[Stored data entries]
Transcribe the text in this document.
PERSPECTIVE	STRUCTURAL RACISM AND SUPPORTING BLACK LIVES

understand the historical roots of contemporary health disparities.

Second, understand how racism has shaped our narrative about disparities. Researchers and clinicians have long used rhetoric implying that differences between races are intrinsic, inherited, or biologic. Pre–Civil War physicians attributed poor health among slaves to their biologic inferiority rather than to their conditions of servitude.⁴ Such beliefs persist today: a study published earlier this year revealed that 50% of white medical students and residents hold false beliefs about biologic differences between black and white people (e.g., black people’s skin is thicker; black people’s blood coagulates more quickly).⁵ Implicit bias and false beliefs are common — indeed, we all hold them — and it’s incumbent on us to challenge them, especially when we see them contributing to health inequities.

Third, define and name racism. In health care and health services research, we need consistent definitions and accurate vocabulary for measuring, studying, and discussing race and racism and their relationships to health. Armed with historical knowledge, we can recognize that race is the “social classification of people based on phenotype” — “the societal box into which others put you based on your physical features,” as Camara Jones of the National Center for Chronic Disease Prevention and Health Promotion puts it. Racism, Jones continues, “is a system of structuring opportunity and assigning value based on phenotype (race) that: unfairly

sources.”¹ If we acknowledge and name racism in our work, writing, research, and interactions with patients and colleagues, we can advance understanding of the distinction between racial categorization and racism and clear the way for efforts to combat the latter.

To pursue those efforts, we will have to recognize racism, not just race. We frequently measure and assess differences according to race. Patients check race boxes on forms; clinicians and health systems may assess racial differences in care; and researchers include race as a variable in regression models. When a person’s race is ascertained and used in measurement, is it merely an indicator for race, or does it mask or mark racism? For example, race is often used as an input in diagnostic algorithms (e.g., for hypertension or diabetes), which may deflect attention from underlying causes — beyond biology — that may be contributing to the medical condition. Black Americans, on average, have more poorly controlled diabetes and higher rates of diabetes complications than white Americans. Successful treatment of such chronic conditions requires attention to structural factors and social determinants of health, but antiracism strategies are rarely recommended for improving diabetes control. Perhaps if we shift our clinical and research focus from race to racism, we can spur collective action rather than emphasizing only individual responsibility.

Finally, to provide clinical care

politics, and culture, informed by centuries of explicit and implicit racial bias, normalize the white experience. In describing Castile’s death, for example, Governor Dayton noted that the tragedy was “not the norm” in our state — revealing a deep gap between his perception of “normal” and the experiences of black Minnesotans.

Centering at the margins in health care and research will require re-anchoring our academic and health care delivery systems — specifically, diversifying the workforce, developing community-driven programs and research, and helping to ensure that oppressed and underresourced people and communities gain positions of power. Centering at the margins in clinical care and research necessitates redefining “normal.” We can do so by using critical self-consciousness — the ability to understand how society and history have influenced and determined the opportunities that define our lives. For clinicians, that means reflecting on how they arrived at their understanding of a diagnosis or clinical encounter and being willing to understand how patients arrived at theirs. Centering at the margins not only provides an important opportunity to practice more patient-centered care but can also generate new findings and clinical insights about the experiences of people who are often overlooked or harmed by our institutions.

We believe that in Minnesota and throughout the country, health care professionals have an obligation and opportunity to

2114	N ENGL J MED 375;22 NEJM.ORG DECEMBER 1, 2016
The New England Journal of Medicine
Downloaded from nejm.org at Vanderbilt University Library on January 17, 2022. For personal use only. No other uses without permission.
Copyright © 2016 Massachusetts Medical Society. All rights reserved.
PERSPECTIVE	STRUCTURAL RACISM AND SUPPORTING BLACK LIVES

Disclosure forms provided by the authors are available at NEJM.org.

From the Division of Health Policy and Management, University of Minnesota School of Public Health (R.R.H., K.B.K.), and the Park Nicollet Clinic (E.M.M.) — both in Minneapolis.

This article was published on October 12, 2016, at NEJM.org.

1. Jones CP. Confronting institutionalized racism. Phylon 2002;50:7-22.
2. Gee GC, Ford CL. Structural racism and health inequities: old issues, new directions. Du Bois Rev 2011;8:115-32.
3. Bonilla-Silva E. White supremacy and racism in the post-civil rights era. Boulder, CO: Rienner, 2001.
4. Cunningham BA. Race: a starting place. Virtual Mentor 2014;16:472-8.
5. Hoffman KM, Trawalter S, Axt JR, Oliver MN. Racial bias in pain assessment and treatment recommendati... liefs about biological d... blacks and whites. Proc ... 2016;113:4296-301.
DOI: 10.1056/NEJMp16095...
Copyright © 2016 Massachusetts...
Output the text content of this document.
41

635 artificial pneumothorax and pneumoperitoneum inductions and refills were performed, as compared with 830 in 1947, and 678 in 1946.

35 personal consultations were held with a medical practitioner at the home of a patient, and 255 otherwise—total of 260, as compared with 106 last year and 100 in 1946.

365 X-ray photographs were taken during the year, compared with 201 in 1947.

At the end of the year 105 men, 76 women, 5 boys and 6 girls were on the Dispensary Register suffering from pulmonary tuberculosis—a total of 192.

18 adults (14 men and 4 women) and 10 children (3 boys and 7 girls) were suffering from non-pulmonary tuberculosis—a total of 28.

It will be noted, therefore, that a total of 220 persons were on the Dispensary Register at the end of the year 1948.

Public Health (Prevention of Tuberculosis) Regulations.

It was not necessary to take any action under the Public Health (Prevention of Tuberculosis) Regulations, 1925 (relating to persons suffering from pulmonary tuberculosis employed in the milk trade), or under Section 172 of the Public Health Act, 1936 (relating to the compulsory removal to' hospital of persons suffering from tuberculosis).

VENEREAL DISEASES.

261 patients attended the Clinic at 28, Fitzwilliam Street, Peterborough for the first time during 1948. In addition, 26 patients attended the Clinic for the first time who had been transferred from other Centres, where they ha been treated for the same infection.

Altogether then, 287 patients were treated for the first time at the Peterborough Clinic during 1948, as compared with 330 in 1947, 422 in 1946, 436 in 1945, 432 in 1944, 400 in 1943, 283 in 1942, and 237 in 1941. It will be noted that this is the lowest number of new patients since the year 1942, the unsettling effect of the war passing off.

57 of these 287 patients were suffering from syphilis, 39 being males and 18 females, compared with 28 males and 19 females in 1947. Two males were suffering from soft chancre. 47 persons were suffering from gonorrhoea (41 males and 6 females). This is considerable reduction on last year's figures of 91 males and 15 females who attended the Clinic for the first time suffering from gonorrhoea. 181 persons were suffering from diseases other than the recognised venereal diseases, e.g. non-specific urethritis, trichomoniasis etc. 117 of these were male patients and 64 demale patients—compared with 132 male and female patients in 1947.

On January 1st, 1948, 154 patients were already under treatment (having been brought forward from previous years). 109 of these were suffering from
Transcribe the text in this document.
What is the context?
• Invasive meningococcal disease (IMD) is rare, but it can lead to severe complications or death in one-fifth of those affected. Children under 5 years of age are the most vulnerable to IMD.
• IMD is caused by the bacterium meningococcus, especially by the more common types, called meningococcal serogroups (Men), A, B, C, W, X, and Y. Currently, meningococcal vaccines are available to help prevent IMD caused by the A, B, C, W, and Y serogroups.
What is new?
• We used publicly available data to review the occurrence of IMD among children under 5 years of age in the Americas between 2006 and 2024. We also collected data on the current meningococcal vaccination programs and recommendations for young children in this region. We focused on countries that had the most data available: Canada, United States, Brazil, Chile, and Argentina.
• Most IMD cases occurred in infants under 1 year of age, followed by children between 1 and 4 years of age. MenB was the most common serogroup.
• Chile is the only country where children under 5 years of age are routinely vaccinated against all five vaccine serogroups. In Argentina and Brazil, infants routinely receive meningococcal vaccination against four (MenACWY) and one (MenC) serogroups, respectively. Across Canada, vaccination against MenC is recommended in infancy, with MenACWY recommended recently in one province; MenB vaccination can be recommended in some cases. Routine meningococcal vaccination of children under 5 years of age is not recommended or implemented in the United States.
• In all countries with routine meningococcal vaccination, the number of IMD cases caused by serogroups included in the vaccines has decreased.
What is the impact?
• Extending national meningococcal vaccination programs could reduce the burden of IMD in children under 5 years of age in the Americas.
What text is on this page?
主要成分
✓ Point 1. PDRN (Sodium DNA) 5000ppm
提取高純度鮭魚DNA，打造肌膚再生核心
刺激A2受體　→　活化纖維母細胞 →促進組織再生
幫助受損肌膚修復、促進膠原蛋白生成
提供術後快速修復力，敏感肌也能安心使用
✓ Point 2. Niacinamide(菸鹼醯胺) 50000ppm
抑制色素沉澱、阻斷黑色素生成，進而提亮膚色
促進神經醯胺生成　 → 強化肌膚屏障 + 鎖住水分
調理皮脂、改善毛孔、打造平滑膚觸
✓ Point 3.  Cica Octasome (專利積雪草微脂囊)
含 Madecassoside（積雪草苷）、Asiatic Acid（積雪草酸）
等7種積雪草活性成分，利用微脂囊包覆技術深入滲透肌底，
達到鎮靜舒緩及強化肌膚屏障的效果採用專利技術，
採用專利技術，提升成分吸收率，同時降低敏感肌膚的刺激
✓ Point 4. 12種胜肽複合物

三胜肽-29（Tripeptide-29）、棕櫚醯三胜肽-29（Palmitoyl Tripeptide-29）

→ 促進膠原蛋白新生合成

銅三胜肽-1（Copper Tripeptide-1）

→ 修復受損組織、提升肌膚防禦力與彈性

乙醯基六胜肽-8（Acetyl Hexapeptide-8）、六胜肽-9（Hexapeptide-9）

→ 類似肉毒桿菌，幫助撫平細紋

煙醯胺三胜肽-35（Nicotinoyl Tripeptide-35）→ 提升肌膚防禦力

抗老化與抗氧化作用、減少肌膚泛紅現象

Work instructions –
Check each line in the data for the word "Peterborough", then report only how many lines contain it.

Exercise response –
2